Stored entries:
►
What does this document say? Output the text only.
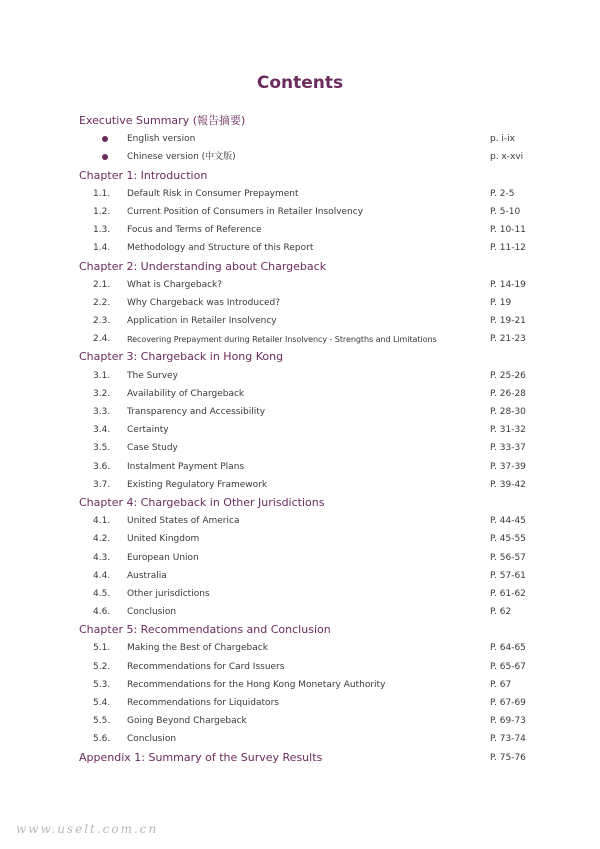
Contents
Executive Summary (報告摘要)
English version	p. i-ix
Chinese version (中文版)	p. x-xvi
Chapter 1: Introduction
1.1. Default Risk in Consumer Prepayment	P. 2-5
1.2. Current Position of Consumers in Retailer Insolvency	P. 5-10
1.3. Focus and Terms of Reference	P. 10-11
1.4. Methodology and Structure of this Report	P. 11-12
Chapter 2: Understanding about Chargeback
2.1. What is Chargeback?	P. 14-19
2.2. Why Chargeback was Introduced?	P. 19
2.3. Application in Retailer Insolvency	P. 19-21
2.4. Recovering Prepayment during Retailer Insolvency - Strengths and Limitations	P. 21-23
Chapter 3: Chargeback in Hong Kong
3.1. The Survey	P. 25-26
3.2. Availability of Chargeback	P. 26-28
3.3. Transparency and Accessibility	P. 28-30
3.4. Certainty	P. 31-32
3.5. Case Study	P. 33-37
3.6. Instalment Payment Plans	P. 37-39
3.7. Existing Regulatory Framework	P. 39-42
Chapter 4: Chargeback in Other Jurisdictions
4.1. United States of America	P. 44-45
4.2. United Kingdom	P. 45-55
4.3. European Union	P. 56-57
4.4. Australia	P. 57-61
4.5. Other jurisdictions	P. 61-62
4.6. Conclusion	P. 62
Chapter 5: Recommendations and Conclusion
5.1. Making the Best of Chargeback	P. 64-65
5.2. Recommendations for Card Issuers	P. 65-67
5.3. Recommendations for the Hong Kong Monetary Authority	P. 67
5.4. Recommendations for Liquidators	P. 67-69
5.5. Going Beyond Chargeback	P. 69-73
5.6. Conclusion	P. 73-74
Appendix 1: Summary of the Survey Results	P. 75-76
www.uselt.com.cn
◄
EXERCISE PROMPT: Above are entries; state the number of lines among them that contain "Kong", and nothing else.

TASK RESULT: 2